WRITTEN PROBLEM » Restate all of the entries exactly, dropping any pictures they hold.

Stored items from a collection
++++++++

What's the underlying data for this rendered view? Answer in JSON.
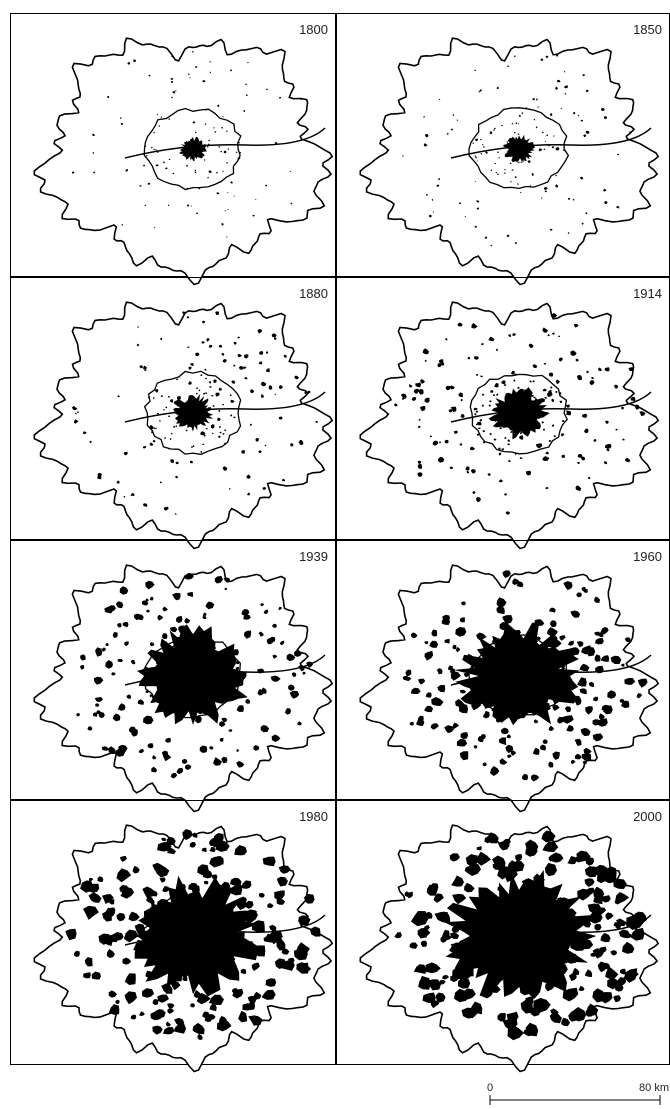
{
  "panels": [
    {
      "year": "1800"
    },
    {
      "year": "1850"
    },
    {
      "year": "1880"
    },
    {
      "year": "1914"
    },
    {
      "year": "1939"
    },
    {
      "year": "1960"
    },
    {
      "year": "1980"
    },
    {
      "year": "2000"
    }
  ],
  "scale": {
    "start": "0",
    "end": "80 km"
  }
}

++++++++

RESULT OF THIS EXERCISE »
What's the underlying data for this rendered view? Answer in JSON.
{
  "panels": [
    {
      "year": "1800"
    },
    {
      "year": "1850"
    },
    {
      "year": "1880"
    },
    {
      "year": "1914"
    },
    {
      "year": "1939"
    },
    {
      "year": "1960"
    },
    {
      "year": "1980"
    },
    {
      "year": "2000"
    }
  ],
  "scale": {
    "start": "0",
    "end": "80 km"
  }
}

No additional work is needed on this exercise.